* [GIVEN TASK]: Tell how many lines contain the word "JSON". Reply with the number only.

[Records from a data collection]
☆ ☆ ☆ ☆ ☆

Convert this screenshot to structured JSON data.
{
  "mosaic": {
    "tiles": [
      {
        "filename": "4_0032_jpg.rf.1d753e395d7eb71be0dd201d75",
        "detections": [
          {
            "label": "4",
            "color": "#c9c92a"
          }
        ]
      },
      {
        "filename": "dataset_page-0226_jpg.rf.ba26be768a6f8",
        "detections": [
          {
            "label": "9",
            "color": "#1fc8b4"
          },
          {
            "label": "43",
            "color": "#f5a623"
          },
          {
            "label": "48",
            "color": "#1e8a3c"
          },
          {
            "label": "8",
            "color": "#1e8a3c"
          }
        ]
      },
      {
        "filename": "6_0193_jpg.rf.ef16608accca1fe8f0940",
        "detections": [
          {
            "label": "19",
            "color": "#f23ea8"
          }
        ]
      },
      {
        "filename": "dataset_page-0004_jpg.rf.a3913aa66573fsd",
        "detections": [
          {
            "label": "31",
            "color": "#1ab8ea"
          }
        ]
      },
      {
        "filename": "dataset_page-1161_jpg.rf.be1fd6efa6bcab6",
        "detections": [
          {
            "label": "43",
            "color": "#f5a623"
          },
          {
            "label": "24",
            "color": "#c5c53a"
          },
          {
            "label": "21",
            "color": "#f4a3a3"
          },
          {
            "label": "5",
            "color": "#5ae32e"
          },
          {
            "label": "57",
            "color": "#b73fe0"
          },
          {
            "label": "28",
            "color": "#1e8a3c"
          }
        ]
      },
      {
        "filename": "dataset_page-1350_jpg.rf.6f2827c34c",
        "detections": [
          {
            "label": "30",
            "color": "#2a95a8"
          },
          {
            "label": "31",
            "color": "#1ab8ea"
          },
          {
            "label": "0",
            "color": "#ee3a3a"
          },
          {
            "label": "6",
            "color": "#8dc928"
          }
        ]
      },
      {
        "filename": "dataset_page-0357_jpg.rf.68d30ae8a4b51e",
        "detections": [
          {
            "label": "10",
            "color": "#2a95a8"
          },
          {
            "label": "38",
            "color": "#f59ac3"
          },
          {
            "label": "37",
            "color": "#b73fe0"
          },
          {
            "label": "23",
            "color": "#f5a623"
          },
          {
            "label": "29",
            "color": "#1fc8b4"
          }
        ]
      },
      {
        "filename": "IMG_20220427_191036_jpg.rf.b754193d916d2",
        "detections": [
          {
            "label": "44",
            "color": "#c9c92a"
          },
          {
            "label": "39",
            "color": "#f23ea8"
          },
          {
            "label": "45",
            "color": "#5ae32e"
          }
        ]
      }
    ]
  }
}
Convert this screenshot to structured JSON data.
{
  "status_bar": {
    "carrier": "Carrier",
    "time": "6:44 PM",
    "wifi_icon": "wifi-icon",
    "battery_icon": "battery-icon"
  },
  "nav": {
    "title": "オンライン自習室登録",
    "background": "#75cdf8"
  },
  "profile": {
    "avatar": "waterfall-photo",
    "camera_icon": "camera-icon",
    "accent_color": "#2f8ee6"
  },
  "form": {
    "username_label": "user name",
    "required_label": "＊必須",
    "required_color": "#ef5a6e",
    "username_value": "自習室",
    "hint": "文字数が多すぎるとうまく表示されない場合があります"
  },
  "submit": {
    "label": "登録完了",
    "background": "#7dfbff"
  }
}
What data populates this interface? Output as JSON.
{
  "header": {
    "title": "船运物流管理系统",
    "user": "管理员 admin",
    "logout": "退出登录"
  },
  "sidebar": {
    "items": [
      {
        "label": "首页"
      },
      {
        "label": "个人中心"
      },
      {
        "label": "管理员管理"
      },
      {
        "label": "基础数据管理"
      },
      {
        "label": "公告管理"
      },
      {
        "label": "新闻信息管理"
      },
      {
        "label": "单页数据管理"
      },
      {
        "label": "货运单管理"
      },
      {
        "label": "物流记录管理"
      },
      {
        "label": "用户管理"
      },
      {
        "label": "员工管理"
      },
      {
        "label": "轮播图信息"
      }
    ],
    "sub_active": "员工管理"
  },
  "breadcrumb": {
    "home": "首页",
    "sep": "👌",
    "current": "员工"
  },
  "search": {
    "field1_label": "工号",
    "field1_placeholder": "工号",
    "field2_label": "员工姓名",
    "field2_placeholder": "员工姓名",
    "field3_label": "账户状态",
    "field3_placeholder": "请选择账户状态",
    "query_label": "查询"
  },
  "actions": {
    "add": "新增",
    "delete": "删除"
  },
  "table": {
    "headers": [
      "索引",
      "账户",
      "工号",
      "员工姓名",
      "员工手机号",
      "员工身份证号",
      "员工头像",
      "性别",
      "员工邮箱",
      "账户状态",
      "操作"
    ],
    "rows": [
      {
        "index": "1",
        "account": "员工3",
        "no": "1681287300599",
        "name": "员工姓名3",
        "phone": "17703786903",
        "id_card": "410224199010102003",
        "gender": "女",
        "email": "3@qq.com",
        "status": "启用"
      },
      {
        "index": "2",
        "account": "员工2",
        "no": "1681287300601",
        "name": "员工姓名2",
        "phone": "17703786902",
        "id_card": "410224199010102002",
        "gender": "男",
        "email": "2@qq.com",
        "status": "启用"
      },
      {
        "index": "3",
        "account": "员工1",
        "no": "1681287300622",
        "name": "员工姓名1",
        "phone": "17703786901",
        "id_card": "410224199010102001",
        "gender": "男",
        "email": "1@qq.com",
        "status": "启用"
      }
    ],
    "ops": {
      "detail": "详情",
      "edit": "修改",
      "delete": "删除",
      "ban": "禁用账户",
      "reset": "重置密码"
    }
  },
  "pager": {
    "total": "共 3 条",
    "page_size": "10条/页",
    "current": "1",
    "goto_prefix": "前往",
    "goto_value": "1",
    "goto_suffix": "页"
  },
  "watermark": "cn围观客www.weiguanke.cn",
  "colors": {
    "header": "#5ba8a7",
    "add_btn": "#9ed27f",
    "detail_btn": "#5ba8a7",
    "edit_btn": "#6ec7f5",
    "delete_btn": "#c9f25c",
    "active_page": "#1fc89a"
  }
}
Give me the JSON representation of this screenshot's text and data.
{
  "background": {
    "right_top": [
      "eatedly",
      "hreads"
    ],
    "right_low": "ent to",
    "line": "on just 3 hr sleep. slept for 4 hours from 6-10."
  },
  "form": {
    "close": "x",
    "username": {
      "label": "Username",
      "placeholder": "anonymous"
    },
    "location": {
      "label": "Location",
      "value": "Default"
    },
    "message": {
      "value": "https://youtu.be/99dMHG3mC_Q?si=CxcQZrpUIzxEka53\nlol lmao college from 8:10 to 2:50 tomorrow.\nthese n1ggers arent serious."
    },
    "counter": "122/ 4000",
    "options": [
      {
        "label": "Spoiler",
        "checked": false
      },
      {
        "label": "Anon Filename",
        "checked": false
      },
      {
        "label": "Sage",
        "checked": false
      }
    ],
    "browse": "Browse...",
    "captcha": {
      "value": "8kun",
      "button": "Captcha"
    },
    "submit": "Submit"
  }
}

☆ ☆ ☆ ☆ ☆

* [OUTPUT OF THE TASK]: 4